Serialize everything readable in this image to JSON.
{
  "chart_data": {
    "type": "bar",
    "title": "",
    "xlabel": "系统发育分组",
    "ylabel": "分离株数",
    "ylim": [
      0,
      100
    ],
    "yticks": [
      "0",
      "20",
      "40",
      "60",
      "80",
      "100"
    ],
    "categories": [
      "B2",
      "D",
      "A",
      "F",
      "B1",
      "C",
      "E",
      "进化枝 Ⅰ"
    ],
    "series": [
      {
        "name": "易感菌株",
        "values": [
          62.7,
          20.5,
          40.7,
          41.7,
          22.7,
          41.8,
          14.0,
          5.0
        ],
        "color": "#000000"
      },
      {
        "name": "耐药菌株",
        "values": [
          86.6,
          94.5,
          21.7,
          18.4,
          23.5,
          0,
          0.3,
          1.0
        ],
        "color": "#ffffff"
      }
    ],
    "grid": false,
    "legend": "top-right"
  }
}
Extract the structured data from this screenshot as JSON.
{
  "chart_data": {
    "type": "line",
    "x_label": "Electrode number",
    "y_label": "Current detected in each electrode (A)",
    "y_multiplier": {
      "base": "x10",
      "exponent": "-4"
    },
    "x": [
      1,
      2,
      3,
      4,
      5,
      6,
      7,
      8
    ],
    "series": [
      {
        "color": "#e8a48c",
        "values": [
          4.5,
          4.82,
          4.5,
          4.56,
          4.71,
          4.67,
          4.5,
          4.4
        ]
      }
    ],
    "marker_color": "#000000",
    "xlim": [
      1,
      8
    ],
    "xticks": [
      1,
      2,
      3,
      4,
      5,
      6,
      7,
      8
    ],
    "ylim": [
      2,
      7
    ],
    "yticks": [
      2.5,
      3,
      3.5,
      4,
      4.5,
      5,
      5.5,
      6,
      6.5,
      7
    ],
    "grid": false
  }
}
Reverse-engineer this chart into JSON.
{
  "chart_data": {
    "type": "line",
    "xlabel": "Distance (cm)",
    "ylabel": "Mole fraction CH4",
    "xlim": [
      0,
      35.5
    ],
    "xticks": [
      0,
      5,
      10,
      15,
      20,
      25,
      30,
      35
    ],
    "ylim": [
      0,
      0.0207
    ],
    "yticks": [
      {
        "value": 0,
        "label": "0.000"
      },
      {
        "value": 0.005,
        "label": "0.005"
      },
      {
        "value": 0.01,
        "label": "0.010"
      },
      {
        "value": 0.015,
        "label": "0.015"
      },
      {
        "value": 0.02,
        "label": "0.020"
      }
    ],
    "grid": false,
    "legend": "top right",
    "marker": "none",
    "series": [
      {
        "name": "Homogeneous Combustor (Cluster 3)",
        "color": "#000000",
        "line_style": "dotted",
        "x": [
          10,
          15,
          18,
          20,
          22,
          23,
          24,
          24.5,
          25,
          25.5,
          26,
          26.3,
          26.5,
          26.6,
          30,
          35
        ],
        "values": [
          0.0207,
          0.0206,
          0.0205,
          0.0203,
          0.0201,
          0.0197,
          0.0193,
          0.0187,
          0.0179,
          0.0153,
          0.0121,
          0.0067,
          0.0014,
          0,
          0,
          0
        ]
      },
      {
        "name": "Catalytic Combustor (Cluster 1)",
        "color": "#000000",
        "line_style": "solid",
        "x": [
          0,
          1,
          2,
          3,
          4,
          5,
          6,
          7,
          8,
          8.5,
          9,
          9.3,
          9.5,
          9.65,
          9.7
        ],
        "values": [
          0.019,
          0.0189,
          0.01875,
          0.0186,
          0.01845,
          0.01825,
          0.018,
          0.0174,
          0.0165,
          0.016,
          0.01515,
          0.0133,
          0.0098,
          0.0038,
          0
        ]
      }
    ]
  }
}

....

→ **INSTRUCTIONS TO FOLLOW**: Please list every line of the records that contains "name".

→ **TASK OUTPUT**:
        "name": "易感菌株",
        "name": "耐药菌株",
        "name": "Homogeneous Combustor (Cluster 3)",
        "name": "Catalytic Combustor (Cluster 1)",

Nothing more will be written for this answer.